■ **Problem description**
Write out the listing beneath this instruction in its entirety, exactly as it reads.

■ **The input**

+ + +

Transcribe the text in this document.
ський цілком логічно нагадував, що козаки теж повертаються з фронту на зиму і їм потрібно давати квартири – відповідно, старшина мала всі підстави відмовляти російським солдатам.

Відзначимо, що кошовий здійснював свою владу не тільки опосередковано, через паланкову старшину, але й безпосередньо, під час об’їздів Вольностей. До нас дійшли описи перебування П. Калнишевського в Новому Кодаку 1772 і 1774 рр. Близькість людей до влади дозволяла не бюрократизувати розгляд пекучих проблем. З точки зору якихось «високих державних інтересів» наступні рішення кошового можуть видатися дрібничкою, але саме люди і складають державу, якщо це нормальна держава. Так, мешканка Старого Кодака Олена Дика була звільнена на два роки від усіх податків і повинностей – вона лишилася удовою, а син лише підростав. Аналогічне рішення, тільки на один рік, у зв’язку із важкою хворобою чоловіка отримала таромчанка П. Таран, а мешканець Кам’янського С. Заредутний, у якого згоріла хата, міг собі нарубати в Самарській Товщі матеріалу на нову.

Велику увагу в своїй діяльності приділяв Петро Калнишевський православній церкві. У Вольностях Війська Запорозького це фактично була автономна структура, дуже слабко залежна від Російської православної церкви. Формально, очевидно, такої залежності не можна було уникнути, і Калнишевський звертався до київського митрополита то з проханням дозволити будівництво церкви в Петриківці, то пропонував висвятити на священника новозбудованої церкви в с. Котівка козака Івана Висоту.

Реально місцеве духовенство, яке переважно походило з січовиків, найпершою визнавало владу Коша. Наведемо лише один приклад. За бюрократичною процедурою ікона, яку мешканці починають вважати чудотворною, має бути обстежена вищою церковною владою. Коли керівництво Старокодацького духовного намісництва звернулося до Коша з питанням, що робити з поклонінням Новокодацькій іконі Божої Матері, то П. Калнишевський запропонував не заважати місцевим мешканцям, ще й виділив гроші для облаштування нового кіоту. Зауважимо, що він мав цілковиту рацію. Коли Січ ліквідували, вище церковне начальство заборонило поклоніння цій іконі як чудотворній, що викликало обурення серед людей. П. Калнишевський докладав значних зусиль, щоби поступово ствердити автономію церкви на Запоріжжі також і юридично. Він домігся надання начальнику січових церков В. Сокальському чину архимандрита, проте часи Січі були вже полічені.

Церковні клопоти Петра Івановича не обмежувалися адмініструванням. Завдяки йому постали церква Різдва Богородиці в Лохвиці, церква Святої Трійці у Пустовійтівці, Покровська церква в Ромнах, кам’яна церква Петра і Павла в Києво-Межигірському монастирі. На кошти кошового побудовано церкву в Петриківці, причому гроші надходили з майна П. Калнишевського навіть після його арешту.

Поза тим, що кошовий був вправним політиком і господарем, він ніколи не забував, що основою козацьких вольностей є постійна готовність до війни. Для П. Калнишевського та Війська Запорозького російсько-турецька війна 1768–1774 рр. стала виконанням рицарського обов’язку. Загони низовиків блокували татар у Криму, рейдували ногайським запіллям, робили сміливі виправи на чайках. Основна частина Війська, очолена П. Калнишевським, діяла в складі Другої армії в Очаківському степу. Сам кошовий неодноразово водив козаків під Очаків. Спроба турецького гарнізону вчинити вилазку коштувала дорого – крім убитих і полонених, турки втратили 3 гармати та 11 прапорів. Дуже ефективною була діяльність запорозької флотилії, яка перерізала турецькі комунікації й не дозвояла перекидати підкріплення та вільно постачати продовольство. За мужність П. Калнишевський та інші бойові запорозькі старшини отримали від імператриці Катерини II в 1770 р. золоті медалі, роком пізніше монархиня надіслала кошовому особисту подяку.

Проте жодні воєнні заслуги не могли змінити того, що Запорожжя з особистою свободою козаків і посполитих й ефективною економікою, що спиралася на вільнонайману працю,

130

+ + +

■ **Exercise answer**
Transcribe the text in this document.
ський цілком логічно нагадував, що козаки теж повертаються з фронту на зиму і їм потрібно давати квартири – відповідно, старшина мала всі підстави відмовляти російським солдатам.

Відзначимо, що кошовий здійснював свою владу не тільки опосередковано, через паланкову старшину, але й безпосередньо, під час об’їздів Вольностей. До нас дійшли описи перебування П. Калнишевського в Новому Кодаку 1772 і 1774 рр. Близькість людей до влади дозволяла не бюрократизувати розгляд пекучих проблем. З точки зору якихось «високих державних інтересів» наступні рішення кошового можуть видатися дрібничкою, але саме люди і складають державу, якщо це нормальна держава. Так, мешканка Старого Кодака Олена Дика була звільнена на два роки від усіх податків і повинностей – вона лишилася удовою, а син лише підростав. Аналогічне рішення, тільки на один рік, у зв’язку із важкою хворобою чоловіка отримала таромчанка П. Таран, а мешканець Кам’янського С. Заредутний, у якого згоріла хата, міг собі нарубати в Самарській Товщі матеріалу на нову.

Велику увагу в своїй діяльності приділяв Петро Калнишевський православній церкві. У Вольностях Війська Запорозького це фактично була автономна структура, дуже слабко залежна від Російської православної церкви. Формально, очевидно, такої залежності не можна було уникнути, і Калнишевський звертався до київського митрополита то з проханням дозволити будівництво церкви в Петриківці, то пропонував висвятити на священника новозбудованої церкви в с. Котівка козака Івана Висоту.

Реально місцеве духовенство, яке переважно походило з січовиків, найпершою визнавало владу Коша. Наведемо лише один приклад. За бюрократичною процедурою ікона, яку мешканці починають вважати чудотворною, має бути обстежена вищою церковною владою. Коли керівництво Старокодацького духовного намісництва звернулося до Коша з питанням, що робити з поклонінням Новокодацькій іконі Божої Матері, то П. Калнишевський запропонував не заважати місцевим мешканцям, ще й виділив гроші для облаштування нового кіоту. Зауважимо, що він мав цілковиту рацію. Коли Січ ліквідували, вище церковне начальство заборонило поклоніння цій іконі як чудотворній, що викликало обурення серед людей. П. Калнишевський докладав значних зусиль, щоби поступово ствердити автономію церкви на Запоріжжі також і юридично. Він домігся надання начальнику січових церков В. Сокальському чину архимандрита, проте часи Січі були вже полічені.

Церковні клопоти Петра Івановича не обмежувалися адмініструванням. Завдяки йому постали церква Різдва Богородиці в Лохвиці, церква Святої Трійці у Пустовійтівці, Покровська церква в Ромнах, кам’яна церква Петра і Павла в Києво-Межигірському монастирі. На кошти кошового побудовано церкву в Петриківці, причому гроші надходили з майна П. Калнишевського навіть після його арешту.

Поза тим, що кошовий був вправним політиком і господарем, він ніколи не забував, що основою козацьких вольностей є постійна готовність до війни. Для П. Калнишевського та Війська Запорозького російсько-турецька війна 1768–1774 рр. стала виконанням рицарського обов’язку. Загони низовиків блокували татар у Криму, рейдували ногайським запіллям, робили сміливі виправи на чайках. Основна частина Війська, очолена П. Калнишевським, діяла в складі Другої армії в Очаківському степу. Сам кошовий неодноразово водив козаків під Очаків. Спроба турецького гарнізону вчинити вилазку коштувала дорого – крім убитих і полонених, турки втратили 3 гармати та 11 прапорів. Дуже ефективною була діяльність запорозької флотилії, яка перерізала турецькі комунікації й не дозвояла перекидати підкріплення та вільно постачати продовольство. За мужність П. Калнишевський та інші бойові запорозькі старшини отримали від імператриці Катерини II в 1770 р. золоті медалі, роком пізніше монархиня надіслала кошовому особисту подяку.

Проте жодні воєнні заслуги не могли змінити того, що Запорожжя з особистою свободою козаків і посполитих й ефективною економікою, що спиралася на вільнонайману працю,

130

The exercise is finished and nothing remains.